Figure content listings
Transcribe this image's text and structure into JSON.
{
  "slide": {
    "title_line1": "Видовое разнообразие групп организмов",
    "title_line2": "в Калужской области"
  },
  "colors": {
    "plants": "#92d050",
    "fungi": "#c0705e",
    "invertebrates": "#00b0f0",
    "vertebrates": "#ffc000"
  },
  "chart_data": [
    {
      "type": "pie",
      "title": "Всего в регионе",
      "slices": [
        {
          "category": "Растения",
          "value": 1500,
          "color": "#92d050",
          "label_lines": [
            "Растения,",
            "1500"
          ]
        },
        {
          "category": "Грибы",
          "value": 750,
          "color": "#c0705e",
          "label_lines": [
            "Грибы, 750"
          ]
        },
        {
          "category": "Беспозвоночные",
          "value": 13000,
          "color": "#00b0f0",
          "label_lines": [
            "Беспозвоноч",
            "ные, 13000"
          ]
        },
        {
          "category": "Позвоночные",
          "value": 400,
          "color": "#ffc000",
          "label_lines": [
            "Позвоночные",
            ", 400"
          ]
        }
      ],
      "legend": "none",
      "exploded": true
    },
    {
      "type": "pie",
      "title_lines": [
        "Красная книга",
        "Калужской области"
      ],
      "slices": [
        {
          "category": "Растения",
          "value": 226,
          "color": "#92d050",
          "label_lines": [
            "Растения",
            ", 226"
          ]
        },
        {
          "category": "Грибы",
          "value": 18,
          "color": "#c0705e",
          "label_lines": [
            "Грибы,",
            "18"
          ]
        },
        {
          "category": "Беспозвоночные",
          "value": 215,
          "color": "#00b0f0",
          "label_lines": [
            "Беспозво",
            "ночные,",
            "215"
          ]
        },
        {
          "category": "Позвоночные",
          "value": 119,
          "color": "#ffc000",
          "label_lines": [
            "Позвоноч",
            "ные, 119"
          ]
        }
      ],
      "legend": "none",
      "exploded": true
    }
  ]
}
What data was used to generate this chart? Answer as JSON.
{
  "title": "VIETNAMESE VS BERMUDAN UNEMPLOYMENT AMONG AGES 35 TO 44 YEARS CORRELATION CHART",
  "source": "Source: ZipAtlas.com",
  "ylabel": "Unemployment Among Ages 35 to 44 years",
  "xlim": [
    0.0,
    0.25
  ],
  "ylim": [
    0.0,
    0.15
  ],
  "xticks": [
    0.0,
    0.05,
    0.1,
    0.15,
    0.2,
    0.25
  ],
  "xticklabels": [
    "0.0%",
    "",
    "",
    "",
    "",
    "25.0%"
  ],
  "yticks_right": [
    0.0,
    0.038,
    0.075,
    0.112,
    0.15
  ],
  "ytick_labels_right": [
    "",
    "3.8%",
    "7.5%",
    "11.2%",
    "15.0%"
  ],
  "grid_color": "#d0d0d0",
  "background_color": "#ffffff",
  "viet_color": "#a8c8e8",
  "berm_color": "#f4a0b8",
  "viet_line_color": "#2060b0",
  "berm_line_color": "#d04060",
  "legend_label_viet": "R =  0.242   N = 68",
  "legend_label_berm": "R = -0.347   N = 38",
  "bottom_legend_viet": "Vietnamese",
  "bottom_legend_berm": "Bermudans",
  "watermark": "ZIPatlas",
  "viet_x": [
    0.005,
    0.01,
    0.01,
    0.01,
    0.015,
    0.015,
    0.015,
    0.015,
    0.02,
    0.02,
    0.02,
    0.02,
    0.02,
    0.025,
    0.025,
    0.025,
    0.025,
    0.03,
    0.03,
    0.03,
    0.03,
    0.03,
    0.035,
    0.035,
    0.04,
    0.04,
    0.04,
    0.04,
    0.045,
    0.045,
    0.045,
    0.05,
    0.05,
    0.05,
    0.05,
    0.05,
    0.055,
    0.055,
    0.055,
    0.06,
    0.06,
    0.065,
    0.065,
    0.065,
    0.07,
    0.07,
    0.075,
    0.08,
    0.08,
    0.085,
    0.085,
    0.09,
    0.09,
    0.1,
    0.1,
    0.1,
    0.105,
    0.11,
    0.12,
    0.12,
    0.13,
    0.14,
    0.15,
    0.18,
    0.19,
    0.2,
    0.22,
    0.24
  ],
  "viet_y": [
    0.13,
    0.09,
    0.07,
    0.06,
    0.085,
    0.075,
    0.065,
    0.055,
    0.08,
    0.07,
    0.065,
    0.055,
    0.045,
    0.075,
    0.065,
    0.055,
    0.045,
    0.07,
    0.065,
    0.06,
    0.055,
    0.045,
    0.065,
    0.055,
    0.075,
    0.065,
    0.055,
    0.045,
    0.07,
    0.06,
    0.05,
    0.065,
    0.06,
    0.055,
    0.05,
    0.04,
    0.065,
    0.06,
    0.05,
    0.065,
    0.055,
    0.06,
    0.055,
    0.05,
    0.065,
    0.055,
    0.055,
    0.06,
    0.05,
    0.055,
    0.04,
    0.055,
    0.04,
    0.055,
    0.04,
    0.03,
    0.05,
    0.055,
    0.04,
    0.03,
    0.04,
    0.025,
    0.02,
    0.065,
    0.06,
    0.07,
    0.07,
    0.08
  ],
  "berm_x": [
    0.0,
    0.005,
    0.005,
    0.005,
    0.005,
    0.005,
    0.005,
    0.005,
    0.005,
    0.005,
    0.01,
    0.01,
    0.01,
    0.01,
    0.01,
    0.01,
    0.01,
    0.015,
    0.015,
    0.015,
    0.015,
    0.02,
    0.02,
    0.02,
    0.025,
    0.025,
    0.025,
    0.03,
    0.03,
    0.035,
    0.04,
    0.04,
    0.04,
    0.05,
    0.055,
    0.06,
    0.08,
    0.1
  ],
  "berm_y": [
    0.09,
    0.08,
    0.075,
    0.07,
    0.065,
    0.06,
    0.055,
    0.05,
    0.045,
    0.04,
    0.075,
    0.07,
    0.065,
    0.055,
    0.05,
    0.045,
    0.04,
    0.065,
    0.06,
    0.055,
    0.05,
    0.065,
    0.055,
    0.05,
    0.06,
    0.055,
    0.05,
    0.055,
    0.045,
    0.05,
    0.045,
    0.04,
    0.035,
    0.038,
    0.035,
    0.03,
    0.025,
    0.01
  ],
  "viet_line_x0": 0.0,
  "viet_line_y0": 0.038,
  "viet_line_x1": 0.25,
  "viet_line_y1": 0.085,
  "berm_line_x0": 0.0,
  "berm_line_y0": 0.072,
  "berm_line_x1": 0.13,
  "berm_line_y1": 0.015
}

**Given request**
Output the records verbatim, from the first line to the last.

**Response to this exercise**
Transcribe this image's text and structure into JSON.
{
  "slide": {
    "title_line1": "Видовое разнообразие групп организмов",
    "title_line2": "в Калужской области"
  },
  "colors": {
    "plants": "#92d050",
    "fungi": "#c0705e",
    "invertebrates": "#00b0f0",
    "vertebrates": "#ffc000"
  },
  "chart_data": [
    {
      "type": "pie",
      "title": "Всего в регионе",
      "slices": [
        {
          "category": "Растения",
          "value": 1500,
          "color": "#92d050",
          "label_lines": [
            "Растения,",
            "1500"
          ]
        },
        {
          "category": "Грибы",
          "value": 750,
          "color": "#c0705e",
          "label_lines": [
            "Грибы, 750"
          ]
        },
        {
          "category": "Беспозвоночные",
          "value": 13000,
          "color": "#00b0f0",
          "label_lines": [
            "Беспозвоноч",
            "ные, 13000"
          ]
        },
        {
          "category": "Позвоночные",
          "value": 400,
          "color": "#ffc000",
          "label_lines": [
            "Позвоночные",
            ", 400"
          ]
        }
      ],
      "legend": "none",
      "exploded": true
    },
    {
      "type": "pie",
      "title_lines": [
        "Красная книга",
        "Калужской области"
      ],
      "slices": [
        {
          "category": "Растения",
          "value": 226,
          "color": "#92d050",
          "label_lines": [
            "Растения",
            ", 226"
          ]
        },
        {
          "category": "Грибы",
          "value": 18,
          "color": "#c0705e",
          "label_lines": [
            "Грибы,",
            "18"
          ]
        },
        {
          "category": "Беспозвоночные",
          "value": 215,
          "color": "#00b0f0",
          "label_lines": [
            "Беспозво",
            "ночные,",
            "215"
          ]
        },
        {
          "category": "Позвоночные",
          "value": 119,
          "color": "#ffc000",
          "label_lines": [
            "Позвоноч",
            "ные, 119"
          ]
        }
      ],
      "legend": "none",
      "exploded": true
    }
  ]
}
What data was used to generate this chart? Answer as JSON.
{
  "title": "VIETNAMESE VS BERMUDAN UNEMPLOYMENT AMONG AGES 35 TO 44 YEARS CORRELATION CHART",
  "source": "Source: ZipAtlas.com",
  "ylabel": "Unemployment Among Ages 35 to 44 years",
  "xlim": [
    0.0,
    0.25
  ],
  "ylim": [
    0.0,
    0.15
  ],
  "xticks": [
    0.0,
    0.05,
    0.1,
    0.15,
    0.2,
    0.25
  ],
  "xticklabels": [
    "0.0%",
    "",
    "",
    "",
    "",
    "25.0%"
  ],
  "yticks_right": [
    0.0,
    0.038,
    0.075,
    0.112,
    0.15
  ],
  "ytick_labels_right": [
    "",
    "3.8%",
    "7.5%",
    "11.2%",
    "15.0%"
  ],
  "grid_color": "#d0d0d0",
  "background_color": "#ffffff",
  "viet_color": "#a8c8e8",
  "berm_color": "#f4a0b8",
  "viet_line_color": "#2060b0",
  "berm_line_color": "#d04060",
  "legend_label_viet": "R =  0.242   N = 68",
  "legend_label_berm": "R = -0.347   N = 38",
  "bottom_legend_viet": "Vietnamese",
  "bottom_legend_berm": "Bermudans",
  "watermark": "ZIPatlas",
  "viet_x": [
    0.005,
    0.01,
    0.01,
    0.01,
    0.015,
    0.015,
    0.015,
    0.015,
    0.02,
    0.02,
    0.02,
    0.02,
    0.02,
    0.025,
    0.025,
    0.025,
    0.025,
    0.03,
    0.03,
    0.03,
    0.03,
    0.03,
    0.035,
    0.035,
    0.04,
    0.04,
    0.04,
    0.04,
    0.045,
    0.045,
    0.045,
    0.05,
    0.05,
    0.05,
    0.05,
    0.05,
    0.055,
    0.055,
    0.055,
    0.06,
    0.06,
    0.065,
    0.065,
    0.065,
    0.07,
    0.07,
    0.075,
    0.08,
    0.08,
    0.085,
    0.085,
    0.09,
    0.09,
    0.1,
    0.1,
    0.1,
    0.105,
    0.11,
    0.12,
    0.12,
    0.13,
    0.14,
    0.15,
    0.18,
    0.19,
    0.2,
    0.22,
    0.24
  ],
  "viet_y": [
    0.13,
    0.09,
    0.07,
    0.06,
    0.085,
    0.075,
    0.065,
    0.055,
    0.08,
    0.07,
    0.065,
    0.055,
    0.045,
    0.075,
    0.065,
    0.055,
    0.045,
    0.07,
    0.065,
    0.06,
    0.055,
    0.045,
    0.065,
    0.055,
    0.075,
    0.065,
    0.055,
    0.045,
    0.07,
    0.06,
    0.05,
    0.065,
    0.06,
    0.055,
    0.05,
    0.04,
    0.065,
    0.06,
    0.05,
    0.065,
    0.055,
    0.06,
    0.055,
    0.05,
    0.065,
    0.055,
    0.055,
    0.06,
    0.05,
    0.055,
    0.04,
    0.055,
    0.04,
    0.055,
    0.04,
    0.03,
    0.05,
    0.055,
    0.04,
    0.03,
    0.04,
    0.025,
    0.02,
    0.065,
    0.06,
    0.07,
    0.07,
    0.08
  ],
  "berm_x": [
    0.0,
    0.005,
    0.005,
    0.005,
    0.005,
    0.005,
    0.005,
    0.005,
    0.005,
    0.005,
    0.01,
    0.01,
    0.01,
    0.01,
    0.01,
    0.01,
    0.01,
    0.015,
    0.015,
    0.015,
    0.015,
    0.02,
    0.02,
    0.02,
    0.025,
    0.025,
    0.025,
    0.03,
    0.03,
    0.035,
    0.04,
    0.04,
    0.04,
    0.05,
    0.055,
    0.06,
    0.08,
    0.1
  ],
  "berm_y": [
    0.09,
    0.08,
    0.075,
    0.07,
    0.065,
    0.06,
    0.055,
    0.05,
    0.045,
    0.04,
    0.075,
    0.07,
    0.065,
    0.055,
    0.05,
    0.045,
    0.04,
    0.065,
    0.06,
    0.055,
    0.05,
    0.065,
    0.055,
    0.05,
    0.06,
    0.055,
    0.05,
    0.055,
    0.045,
    0.05,
    0.045,
    0.04,
    0.035,
    0.038,
    0.035,
    0.03,
    0.025,
    0.01
  ],
  "viet_line_x0": 0.0,
  "viet_line_y0": 0.038,
  "viet_line_x1": 0.25,
  "viet_line_y1": 0.085,
  "berm_line_x0": 0.0,
  "berm_line_y0": 0.072,
  "berm_line_x1": 0.13,
  "berm_line_y1": 0.015
}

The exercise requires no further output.